**JOB:**
Select every line holding the word "数据科学与大数据技术" and copy it.

============

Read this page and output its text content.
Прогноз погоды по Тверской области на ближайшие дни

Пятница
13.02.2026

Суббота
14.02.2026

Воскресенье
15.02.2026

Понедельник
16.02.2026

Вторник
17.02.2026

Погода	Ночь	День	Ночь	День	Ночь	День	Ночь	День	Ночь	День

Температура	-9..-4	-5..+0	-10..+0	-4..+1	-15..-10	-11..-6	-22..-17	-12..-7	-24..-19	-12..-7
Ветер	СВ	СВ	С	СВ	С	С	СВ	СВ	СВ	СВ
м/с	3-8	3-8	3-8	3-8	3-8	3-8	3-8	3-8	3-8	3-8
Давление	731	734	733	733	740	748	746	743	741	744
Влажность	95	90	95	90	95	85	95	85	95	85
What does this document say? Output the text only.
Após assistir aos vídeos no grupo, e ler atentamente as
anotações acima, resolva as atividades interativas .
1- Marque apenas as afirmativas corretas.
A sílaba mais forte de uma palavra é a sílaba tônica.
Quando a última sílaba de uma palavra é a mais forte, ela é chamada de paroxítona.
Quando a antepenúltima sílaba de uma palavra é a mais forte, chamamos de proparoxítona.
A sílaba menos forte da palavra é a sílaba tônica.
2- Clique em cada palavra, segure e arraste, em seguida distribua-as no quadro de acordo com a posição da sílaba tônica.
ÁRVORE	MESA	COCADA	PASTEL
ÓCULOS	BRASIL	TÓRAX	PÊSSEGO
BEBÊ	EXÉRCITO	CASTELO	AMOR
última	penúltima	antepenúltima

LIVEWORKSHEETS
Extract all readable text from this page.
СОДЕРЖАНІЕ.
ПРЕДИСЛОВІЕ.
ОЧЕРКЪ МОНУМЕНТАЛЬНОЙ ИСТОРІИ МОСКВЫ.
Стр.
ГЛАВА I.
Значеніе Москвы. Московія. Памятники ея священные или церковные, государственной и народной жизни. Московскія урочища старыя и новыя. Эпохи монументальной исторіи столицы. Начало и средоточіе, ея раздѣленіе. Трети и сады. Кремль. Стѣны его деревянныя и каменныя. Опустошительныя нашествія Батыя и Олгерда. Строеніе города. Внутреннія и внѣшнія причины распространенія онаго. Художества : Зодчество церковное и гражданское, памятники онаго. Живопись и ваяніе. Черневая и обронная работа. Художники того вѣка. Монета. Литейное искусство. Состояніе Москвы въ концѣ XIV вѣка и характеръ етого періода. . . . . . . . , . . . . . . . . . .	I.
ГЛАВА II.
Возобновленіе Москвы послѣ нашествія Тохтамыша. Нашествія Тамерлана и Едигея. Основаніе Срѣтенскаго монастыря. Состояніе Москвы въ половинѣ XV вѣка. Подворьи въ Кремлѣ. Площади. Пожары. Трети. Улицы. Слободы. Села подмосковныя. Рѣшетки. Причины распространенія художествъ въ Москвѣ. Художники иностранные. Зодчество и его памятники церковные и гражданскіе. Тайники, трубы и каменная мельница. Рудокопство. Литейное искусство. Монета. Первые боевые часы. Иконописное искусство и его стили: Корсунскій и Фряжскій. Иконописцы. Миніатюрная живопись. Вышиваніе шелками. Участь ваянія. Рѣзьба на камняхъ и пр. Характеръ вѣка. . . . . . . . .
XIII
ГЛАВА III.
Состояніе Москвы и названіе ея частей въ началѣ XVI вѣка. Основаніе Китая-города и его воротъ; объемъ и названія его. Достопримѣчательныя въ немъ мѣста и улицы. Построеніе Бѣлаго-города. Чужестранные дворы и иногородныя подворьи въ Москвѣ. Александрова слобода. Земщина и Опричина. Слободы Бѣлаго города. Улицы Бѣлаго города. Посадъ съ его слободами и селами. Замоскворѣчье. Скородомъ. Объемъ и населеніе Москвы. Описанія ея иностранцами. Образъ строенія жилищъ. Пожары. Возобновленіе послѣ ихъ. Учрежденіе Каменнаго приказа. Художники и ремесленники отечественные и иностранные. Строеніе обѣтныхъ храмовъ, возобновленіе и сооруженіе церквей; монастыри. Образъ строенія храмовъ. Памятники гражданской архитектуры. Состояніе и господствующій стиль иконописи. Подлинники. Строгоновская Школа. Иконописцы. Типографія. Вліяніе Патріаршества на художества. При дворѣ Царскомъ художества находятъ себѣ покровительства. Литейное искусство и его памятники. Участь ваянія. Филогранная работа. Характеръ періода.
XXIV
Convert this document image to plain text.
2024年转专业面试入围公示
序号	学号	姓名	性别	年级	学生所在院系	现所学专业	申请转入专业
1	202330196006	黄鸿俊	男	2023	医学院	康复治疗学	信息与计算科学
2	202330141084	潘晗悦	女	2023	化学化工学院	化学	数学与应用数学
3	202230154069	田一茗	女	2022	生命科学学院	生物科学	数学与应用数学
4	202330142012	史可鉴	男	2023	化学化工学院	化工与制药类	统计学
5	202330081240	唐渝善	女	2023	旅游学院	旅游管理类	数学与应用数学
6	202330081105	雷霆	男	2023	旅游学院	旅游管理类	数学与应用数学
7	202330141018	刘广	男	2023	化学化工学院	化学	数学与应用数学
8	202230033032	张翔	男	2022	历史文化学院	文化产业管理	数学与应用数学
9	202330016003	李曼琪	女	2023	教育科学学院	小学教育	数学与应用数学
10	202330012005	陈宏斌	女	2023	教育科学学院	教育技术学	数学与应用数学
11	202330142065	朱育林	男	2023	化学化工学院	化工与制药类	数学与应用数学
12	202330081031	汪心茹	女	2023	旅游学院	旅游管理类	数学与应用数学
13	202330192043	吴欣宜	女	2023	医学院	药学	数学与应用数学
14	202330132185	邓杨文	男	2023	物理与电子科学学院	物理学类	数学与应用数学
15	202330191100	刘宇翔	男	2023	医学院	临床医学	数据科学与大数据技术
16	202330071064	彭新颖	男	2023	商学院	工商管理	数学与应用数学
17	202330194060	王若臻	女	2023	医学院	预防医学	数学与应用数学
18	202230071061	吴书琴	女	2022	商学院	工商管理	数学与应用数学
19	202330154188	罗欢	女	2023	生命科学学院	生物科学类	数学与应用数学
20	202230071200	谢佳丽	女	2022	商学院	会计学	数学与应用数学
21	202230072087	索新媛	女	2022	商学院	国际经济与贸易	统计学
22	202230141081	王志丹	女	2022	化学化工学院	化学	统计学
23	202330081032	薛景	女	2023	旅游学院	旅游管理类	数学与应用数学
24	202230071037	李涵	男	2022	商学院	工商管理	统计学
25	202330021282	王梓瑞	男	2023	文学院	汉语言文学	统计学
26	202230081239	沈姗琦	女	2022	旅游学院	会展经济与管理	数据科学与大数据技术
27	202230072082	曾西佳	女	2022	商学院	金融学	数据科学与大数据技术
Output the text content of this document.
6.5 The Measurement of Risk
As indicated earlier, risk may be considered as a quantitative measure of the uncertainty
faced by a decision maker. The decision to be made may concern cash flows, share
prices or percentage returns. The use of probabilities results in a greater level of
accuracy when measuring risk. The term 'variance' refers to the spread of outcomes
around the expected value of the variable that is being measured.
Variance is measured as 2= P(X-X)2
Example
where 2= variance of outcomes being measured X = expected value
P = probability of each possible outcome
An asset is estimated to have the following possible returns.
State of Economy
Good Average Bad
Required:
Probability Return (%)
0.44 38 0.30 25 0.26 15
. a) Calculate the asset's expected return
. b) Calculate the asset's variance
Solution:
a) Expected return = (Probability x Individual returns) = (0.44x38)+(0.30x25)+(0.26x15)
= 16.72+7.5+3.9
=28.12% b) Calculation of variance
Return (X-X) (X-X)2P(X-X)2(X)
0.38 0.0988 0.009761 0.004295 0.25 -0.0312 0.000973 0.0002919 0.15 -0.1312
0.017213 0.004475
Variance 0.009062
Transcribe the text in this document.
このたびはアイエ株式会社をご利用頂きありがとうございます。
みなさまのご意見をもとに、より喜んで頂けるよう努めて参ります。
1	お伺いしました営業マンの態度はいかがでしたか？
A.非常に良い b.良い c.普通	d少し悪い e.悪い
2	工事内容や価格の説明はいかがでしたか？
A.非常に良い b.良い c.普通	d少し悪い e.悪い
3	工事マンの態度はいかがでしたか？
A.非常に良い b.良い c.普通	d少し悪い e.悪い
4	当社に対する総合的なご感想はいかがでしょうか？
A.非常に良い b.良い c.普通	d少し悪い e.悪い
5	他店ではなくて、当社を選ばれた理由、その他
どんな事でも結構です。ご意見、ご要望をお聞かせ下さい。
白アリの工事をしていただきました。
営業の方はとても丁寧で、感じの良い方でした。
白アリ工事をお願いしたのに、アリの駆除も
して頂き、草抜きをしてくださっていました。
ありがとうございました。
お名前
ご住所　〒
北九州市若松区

============

**SOLUTION BELOW:**
15	202330191100	刘宇翔	男	2023	医学院	临床医学	数据科学与大数据技术
26	202230081239	沈姗琦	女	2022	旅游学院	会展经济与管理	数据科学与大数据技术
27	202230072082	曾西佳	女	2022	商学院	金融学	数据科学与大数据技术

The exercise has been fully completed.